Locate the lines where "Variation" occurs and copy them as they stand.

Dataset records
· · · · · · ·

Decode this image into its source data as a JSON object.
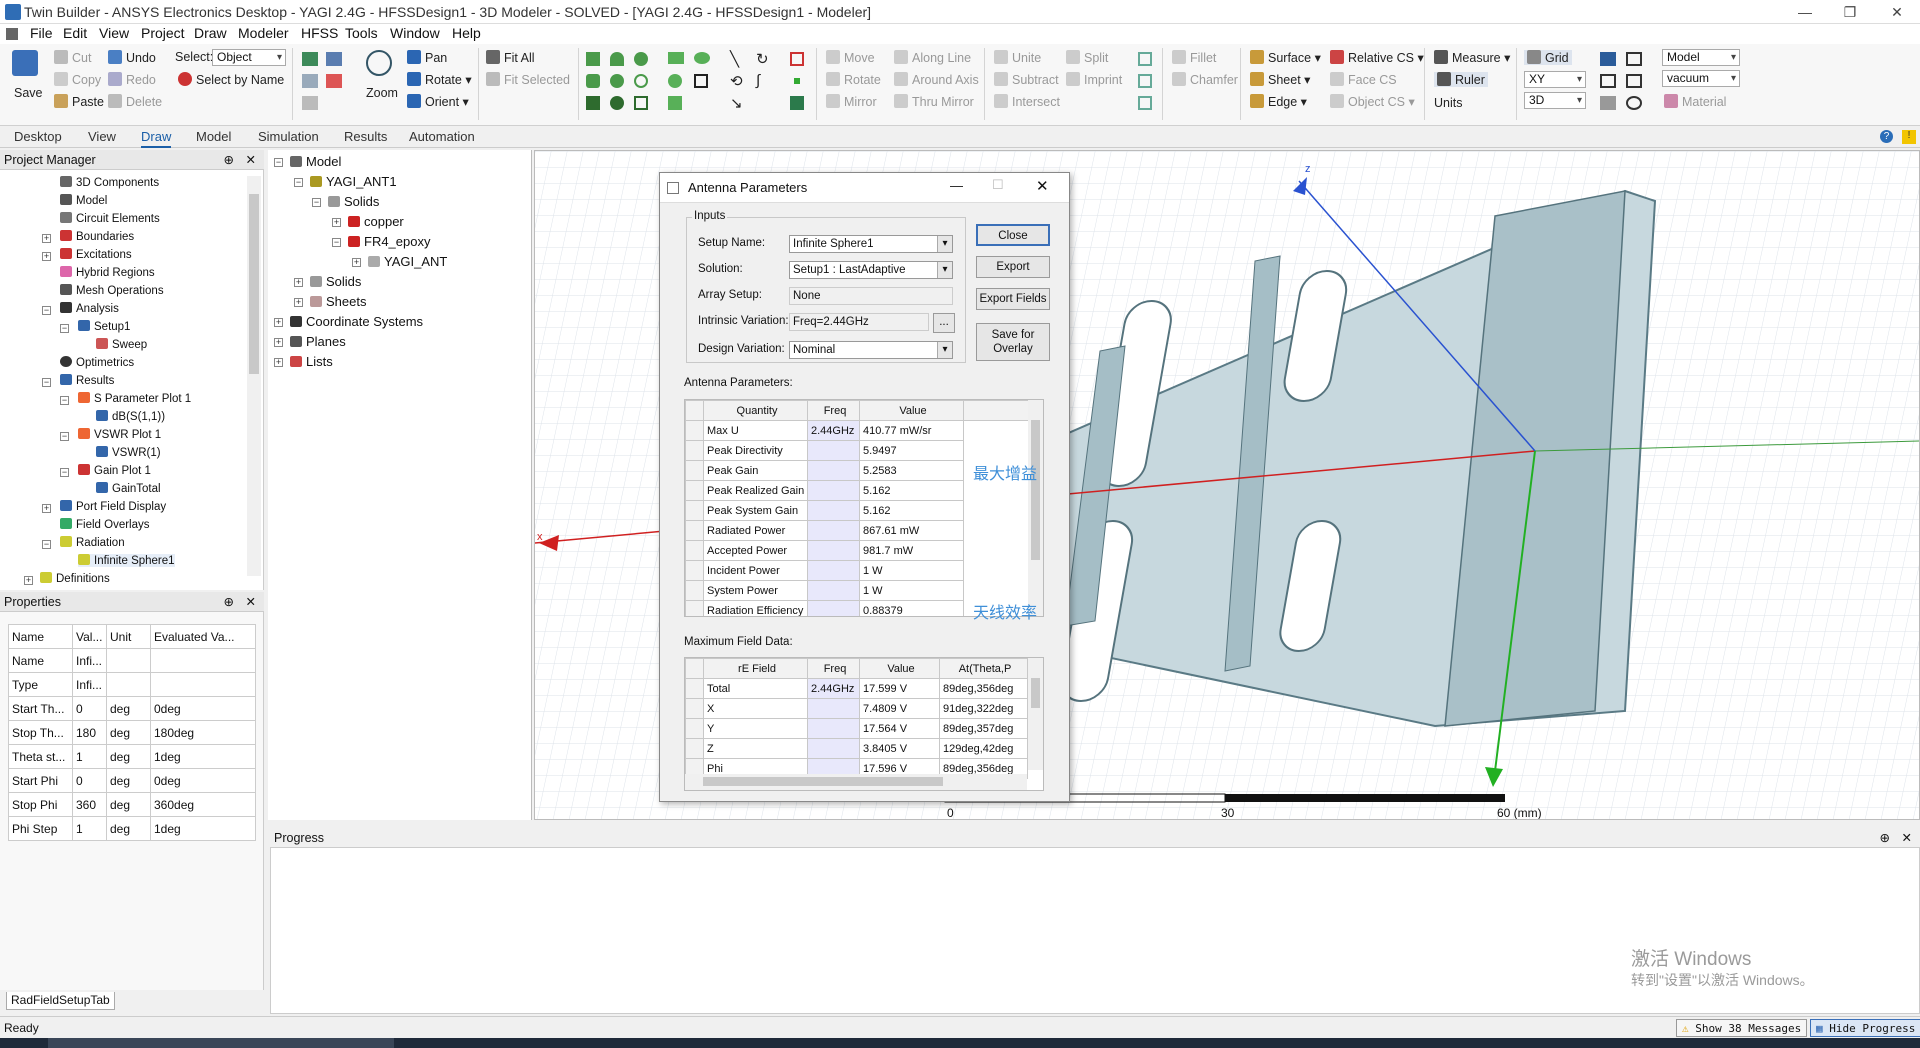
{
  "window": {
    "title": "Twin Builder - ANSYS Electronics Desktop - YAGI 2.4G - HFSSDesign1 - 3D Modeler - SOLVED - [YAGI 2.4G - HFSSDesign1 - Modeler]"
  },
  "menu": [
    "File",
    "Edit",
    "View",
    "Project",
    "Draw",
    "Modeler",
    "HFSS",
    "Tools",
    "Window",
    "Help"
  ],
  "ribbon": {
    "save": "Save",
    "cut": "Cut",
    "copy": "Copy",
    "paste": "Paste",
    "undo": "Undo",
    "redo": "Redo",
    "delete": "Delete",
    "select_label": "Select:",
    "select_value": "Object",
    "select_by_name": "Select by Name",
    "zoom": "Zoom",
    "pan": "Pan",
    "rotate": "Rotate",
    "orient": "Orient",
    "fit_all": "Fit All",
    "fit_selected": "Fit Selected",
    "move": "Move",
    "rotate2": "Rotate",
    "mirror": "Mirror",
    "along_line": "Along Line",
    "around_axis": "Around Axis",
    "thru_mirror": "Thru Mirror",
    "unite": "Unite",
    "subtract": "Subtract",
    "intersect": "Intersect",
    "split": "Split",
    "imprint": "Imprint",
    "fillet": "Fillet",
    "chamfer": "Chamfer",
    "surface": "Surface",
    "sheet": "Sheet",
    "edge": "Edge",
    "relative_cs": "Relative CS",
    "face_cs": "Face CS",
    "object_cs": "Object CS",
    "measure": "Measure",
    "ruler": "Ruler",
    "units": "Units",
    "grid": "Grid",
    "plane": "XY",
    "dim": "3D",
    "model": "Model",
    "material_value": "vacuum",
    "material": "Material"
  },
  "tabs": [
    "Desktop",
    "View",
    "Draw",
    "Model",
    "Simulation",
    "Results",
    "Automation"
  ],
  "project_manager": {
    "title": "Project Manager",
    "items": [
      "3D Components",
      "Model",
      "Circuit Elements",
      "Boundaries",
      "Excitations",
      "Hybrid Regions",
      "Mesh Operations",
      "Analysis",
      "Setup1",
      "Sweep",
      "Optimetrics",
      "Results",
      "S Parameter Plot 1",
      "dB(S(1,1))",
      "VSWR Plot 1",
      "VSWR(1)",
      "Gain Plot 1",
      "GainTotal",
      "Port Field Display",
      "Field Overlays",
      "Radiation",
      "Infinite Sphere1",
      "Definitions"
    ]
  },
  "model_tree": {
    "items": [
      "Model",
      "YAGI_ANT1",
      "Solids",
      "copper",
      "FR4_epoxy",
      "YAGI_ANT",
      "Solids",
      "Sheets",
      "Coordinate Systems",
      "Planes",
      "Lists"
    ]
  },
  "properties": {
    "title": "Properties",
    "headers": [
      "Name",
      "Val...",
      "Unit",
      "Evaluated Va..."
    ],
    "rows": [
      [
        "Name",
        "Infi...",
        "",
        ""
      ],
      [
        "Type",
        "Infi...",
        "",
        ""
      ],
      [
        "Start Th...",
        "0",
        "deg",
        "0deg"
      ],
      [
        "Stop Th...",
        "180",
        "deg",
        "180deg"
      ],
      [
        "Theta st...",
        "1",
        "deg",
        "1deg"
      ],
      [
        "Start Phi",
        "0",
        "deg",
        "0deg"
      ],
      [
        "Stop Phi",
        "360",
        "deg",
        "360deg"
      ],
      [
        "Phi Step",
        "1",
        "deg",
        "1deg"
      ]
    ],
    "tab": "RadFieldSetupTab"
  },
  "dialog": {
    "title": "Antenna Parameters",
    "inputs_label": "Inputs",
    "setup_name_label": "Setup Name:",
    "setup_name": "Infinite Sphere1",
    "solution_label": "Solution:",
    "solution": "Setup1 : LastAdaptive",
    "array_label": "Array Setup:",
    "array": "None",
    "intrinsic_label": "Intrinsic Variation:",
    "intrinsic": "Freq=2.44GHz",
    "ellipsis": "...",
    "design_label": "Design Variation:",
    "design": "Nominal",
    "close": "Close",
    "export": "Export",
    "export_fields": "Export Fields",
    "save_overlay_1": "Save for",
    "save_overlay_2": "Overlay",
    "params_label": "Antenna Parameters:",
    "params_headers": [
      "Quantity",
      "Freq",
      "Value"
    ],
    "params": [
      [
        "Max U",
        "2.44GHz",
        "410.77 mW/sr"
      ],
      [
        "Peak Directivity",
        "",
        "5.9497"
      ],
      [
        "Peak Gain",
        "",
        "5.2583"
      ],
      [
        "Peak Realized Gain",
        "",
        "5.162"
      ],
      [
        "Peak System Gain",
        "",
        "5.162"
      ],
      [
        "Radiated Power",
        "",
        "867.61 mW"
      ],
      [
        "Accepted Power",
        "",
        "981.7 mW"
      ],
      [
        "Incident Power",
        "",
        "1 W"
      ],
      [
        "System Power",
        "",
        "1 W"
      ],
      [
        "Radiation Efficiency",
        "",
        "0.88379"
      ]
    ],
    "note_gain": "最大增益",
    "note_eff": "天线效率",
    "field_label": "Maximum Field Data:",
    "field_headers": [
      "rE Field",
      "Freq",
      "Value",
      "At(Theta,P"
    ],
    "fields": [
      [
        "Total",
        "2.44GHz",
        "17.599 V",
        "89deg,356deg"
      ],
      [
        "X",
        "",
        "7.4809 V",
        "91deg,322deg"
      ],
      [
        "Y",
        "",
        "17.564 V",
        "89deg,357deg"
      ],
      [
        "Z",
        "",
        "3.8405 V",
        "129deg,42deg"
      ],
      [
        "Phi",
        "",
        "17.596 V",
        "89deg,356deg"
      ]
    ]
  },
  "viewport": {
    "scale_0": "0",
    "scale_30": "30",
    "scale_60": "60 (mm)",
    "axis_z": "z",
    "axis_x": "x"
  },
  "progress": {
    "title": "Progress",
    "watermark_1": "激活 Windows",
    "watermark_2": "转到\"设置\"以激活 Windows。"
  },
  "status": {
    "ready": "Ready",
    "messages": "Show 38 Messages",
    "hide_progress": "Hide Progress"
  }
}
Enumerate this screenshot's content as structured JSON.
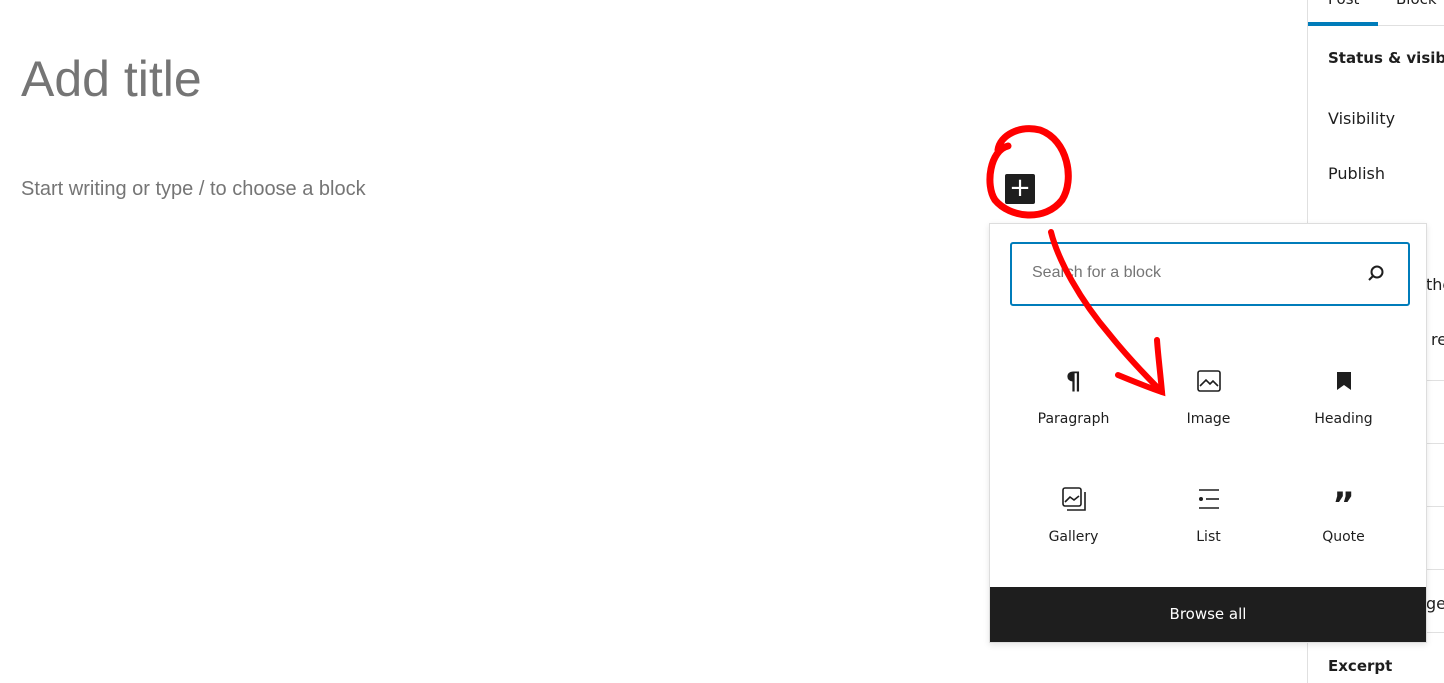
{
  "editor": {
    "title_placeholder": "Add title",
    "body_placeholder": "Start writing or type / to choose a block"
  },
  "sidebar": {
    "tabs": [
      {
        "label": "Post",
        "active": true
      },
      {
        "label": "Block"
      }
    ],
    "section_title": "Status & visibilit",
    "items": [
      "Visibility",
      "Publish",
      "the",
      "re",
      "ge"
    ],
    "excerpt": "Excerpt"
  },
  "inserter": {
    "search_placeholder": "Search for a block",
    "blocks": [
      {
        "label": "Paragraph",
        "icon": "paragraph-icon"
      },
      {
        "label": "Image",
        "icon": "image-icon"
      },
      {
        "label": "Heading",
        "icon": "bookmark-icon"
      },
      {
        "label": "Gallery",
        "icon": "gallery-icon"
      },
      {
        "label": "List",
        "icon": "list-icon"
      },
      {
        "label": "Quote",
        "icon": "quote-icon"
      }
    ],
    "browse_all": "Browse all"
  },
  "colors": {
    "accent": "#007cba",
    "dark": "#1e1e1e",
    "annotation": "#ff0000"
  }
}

· · · · · · ·

*FULL OUTPUT*:
    "intrinsic_label": "Intrinsic Variation:",
    "design_label": "Design Variation:",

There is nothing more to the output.